* What needs to be done: Word for word, transcribe the lines below and drop the pictures.

* Materials provided:
>> BEGIN
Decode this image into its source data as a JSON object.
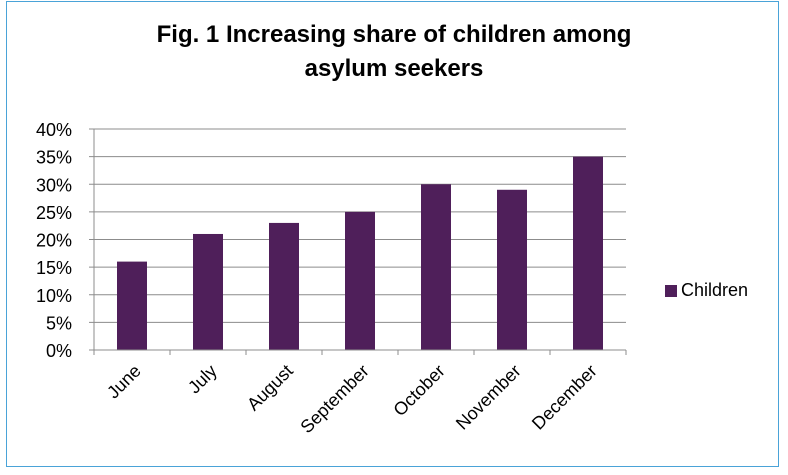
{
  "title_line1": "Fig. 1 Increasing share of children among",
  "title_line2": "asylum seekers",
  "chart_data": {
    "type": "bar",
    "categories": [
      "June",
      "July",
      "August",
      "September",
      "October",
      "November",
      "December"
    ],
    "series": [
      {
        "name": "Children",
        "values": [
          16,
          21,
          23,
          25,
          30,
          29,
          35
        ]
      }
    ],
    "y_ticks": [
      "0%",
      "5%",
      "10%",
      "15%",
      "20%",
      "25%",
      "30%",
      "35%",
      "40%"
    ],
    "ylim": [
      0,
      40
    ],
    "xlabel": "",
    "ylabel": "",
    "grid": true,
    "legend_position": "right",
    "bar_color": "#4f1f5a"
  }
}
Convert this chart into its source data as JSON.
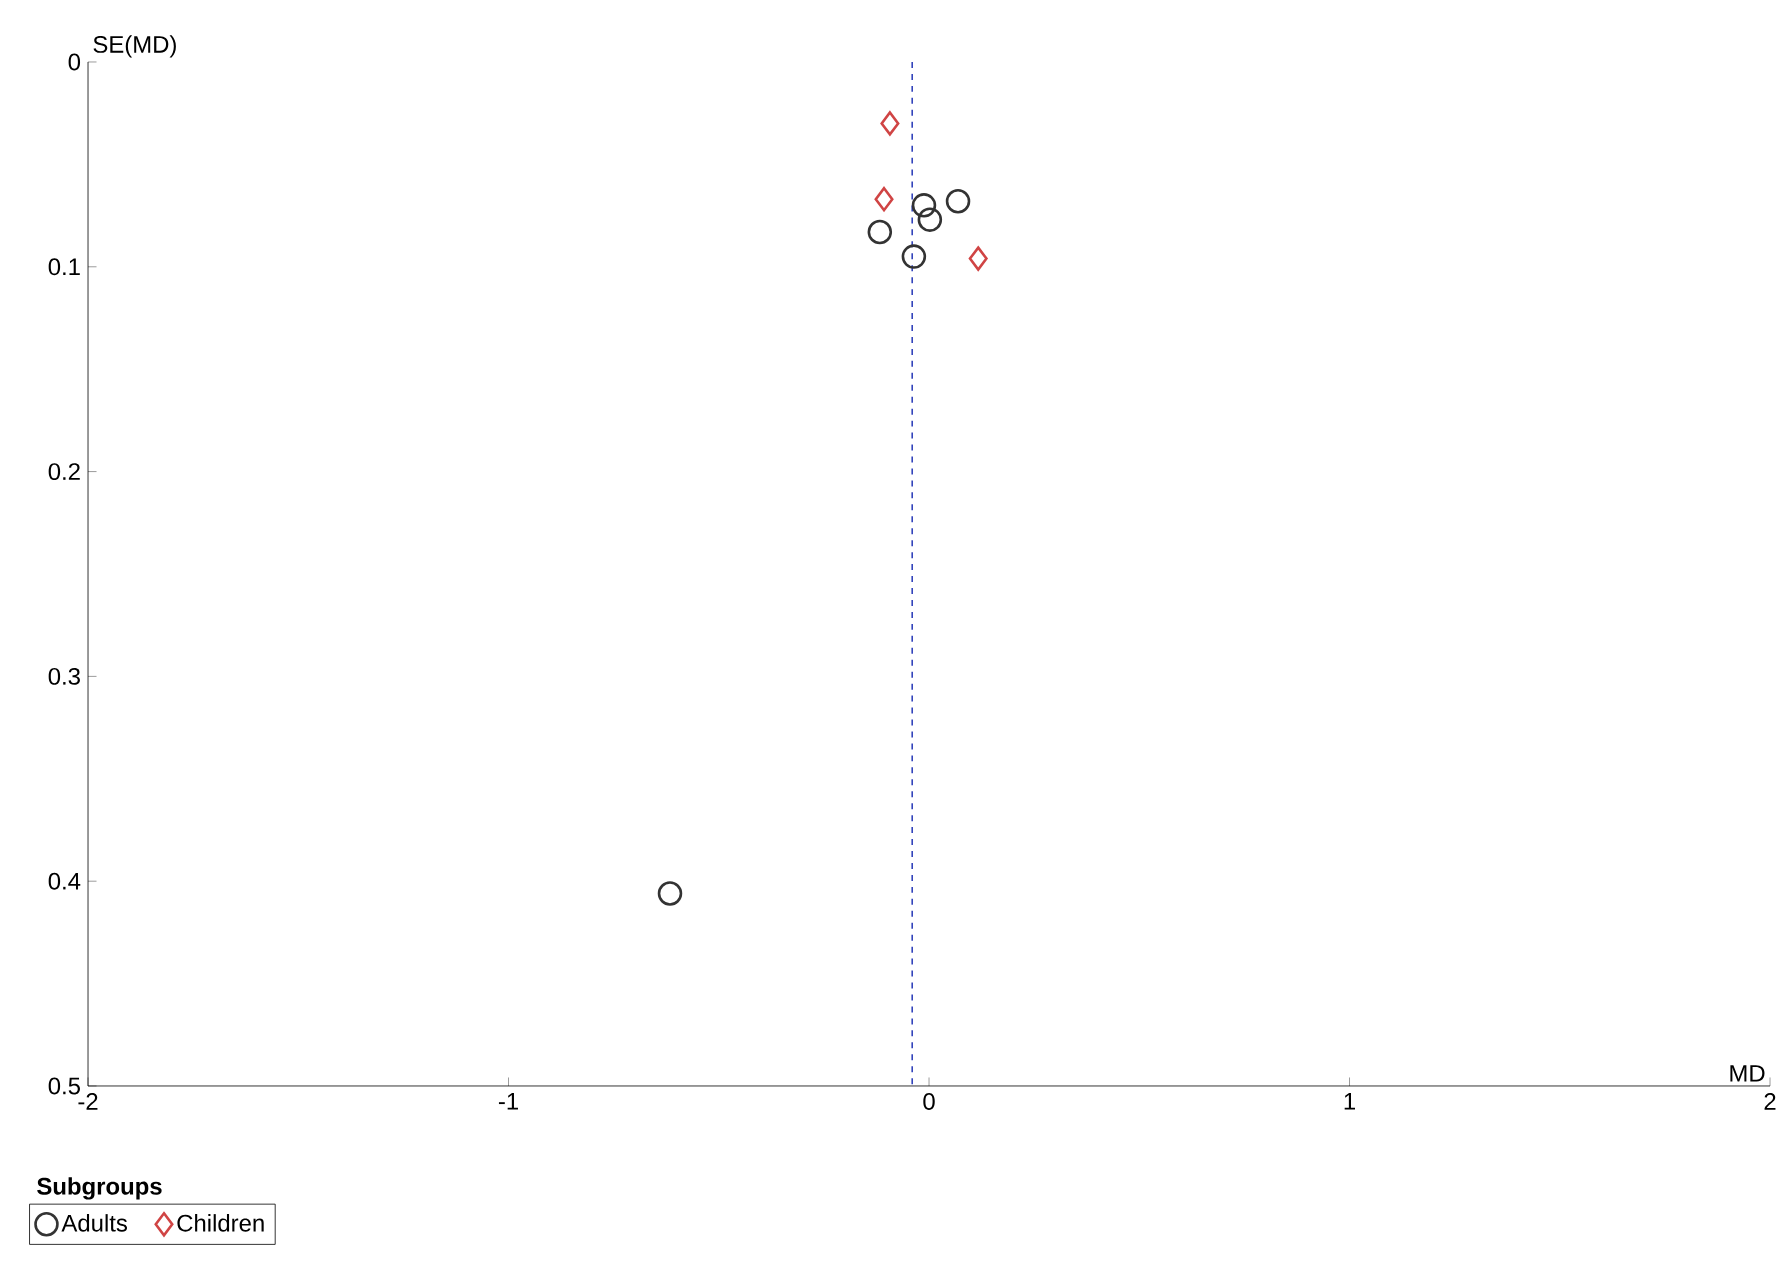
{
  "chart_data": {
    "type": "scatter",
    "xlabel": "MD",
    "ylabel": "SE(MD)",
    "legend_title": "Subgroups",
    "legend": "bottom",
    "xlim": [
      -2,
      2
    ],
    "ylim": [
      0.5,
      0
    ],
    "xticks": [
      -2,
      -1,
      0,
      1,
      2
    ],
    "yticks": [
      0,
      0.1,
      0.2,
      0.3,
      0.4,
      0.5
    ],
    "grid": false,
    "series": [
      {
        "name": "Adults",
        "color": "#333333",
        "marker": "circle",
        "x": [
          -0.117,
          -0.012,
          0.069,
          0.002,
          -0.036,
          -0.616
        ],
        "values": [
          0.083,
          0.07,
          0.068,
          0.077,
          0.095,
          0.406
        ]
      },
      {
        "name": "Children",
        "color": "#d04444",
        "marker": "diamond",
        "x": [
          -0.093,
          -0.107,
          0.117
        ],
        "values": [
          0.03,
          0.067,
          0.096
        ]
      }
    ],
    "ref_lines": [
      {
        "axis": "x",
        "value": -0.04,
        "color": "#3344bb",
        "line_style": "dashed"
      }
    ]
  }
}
>> END
* Response to this exercise:
Decode this image into its source data as a JSON object.
{
  "title_line1": "Fig. 1 Increasing share of children among",
  "title_line2": "asylum seekers",
  "chart_data": {
    "type": "bar",
    "categories": [
      "June",
      "July",
      "August",
      "September",
      "October",
      "November",
      "December"
    ],
    "series": [
      {
        "name": "Children",
        "values": [
          16,
          21,
          23,
          25,
          30,
          29,
          35
        ]
      }
    ],
    "y_ticks": [
      "0%",
      "5%",
      "10%",
      "15%",
      "20%",
      "25%",
      "30%",
      "35%",
      "40%"
    ],
    "ylim": [
      0,
      40
    ],
    "xlabel": "",
    "ylabel": "",
    "grid": true,
    "legend_position": "right",
    "bar_color": "#4f1f5a"
  }
}
Convert this chart into its source data as JSON.
{
  "chart_data": {
    "type": "scatter",
    "xlabel": "MD",
    "ylabel": "SE(MD)",
    "legend_title": "Subgroups",
    "legend": "bottom",
    "xlim": [
      -2,
      2
    ],
    "ylim": [
      0.5,
      0
    ],
    "xticks": [
      -2,
      -1,
      0,
      1,
      2
    ],
    "yticks": [
      0,
      0.1,
      0.2,
      0.3,
      0.4,
      0.5
    ],
    "grid": false,
    "series": [
      {
        "name": "Adults",
        "color": "#333333",
        "marker": "circle",
        "x": [
          -0.117,
          -0.012,
          0.069,
          0.002,
          -0.036,
          -0.616
        ],
        "values": [
          0.083,
          0.07,
          0.068,
          0.077,
          0.095,
          0.406
        ]
      },
      {
        "name": "Children",
        "color": "#d04444",
        "marker": "diamond",
        "x": [
          -0.093,
          -0.107,
          0.117
        ],
        "values": [
          0.03,
          0.067,
          0.096
        ]
      }
    ],
    "ref_lines": [
      {
        "axis": "x",
        "value": -0.04,
        "color": "#3344bb",
        "line_style": "dashed"
      }
    ]
  }
}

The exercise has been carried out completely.